**Consigne:** Poursuivez le texte sur la composition d'un tube à partir de trois notes, en reprenant juste après sa dernière phrase.

Tout cela peut sembler quelque peu compliqué pour un non-musicien... mais je vous assure que, musicalement, c'est simplissime. A part un morceau sur une note jouée sur un même rythme, je ne vois pas trop comment on pourrait faire plus simple...

 

Voilà comment composer un tube essentiellement sur 3 notes. Parfois, on entend dire "tout a été fait en musique, il n'y a plus rien à inventer..." et pourtant, sur ce même intervalle de tierce mineure, ces mêmes 3 notes (fondamentale, seconde et tierce mineure), on peut faire des morceaux qui sonnent totalement différemment et fascinent des millions de gens. Quoi de commun entre Satisfaction des Stones, Another Brick in the Wall de Pink Floyd et le Lux Aeterna de Mansell ? Ces trois morceaux célébrissimes sont basés sur ces 3 notes (fondamentale, seconde, tierce mineure), qu'ils font tourner de manière "conjointe" (les notes jouées les unes après les autres, sans en sauter une). Et pourtant, lorsque vous entendez un de ces morceaux, vous ne vous dîtes pas "c'est marrant, il me fait penser aux deux autres"...

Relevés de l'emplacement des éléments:
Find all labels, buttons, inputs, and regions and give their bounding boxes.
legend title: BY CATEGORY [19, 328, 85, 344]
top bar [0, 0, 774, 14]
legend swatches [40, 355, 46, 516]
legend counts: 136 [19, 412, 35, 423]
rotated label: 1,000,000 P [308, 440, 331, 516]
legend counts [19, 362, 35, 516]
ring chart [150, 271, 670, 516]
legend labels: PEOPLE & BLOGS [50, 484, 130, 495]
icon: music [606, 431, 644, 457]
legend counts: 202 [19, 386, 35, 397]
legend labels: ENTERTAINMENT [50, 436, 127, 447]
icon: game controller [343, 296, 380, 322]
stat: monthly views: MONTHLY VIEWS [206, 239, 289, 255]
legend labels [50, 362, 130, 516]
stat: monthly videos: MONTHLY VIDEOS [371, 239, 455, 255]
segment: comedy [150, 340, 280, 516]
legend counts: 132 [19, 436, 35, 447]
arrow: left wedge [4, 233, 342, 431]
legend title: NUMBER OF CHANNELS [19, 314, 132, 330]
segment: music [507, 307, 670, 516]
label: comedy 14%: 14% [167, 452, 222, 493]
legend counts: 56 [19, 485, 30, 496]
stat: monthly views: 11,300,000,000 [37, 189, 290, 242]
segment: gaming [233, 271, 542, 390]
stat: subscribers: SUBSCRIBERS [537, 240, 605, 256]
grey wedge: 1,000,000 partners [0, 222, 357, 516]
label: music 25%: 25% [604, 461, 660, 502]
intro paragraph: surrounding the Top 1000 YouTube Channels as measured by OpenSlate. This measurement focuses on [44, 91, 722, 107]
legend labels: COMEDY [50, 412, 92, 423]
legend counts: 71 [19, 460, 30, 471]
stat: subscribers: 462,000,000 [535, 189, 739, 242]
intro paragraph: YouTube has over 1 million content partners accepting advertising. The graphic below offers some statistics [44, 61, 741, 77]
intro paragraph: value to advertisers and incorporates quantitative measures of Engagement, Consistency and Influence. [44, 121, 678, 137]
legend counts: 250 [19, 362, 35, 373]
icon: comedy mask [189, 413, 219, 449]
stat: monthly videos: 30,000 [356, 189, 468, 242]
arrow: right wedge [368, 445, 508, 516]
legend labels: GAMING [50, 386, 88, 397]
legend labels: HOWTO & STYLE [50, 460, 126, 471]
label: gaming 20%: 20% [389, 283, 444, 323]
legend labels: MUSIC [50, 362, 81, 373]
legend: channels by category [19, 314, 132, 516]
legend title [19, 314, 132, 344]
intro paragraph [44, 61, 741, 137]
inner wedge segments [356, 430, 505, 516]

**Réponse:**
J'ai pas mal ironisé sur le "travail compositionnel" du Lux Aeterna de Clint Mansell... mais faut avouer qu'il fonctionne. Un morceau d'une efficacité redoutable. Efficacité qu'il doit en grande partie à sa simplicité. Un peu comme le O Fortuna de Carl Orff, d'ailleurs, qui est lui aussi construit en grande partie sur trois notes à l'intérieur d'un intervalle de tierce mineure. Et ce thème si simple, j'aime à l'entendre, dans Requiem for a Dream, non pas comme l'illustration d'un manque total d'inspiration, mais plutôt celle d'individus paumés, incapables de s'en sortir, bloqués comme le sont ces 2 puis 3 notes qui tournent en rond sur elles-mêmes... Une "musique de l'impuissance" devenue paradoxalement la référence des "musiques puissantes" avec cette version pompeuse... Et malgré les grands choeurs, les percussions et l'orchestre, on continue à ressentir une certaine forme d'impuissance, c'est ce qui donne une telle dimension tragique et dramatique à cette pièce...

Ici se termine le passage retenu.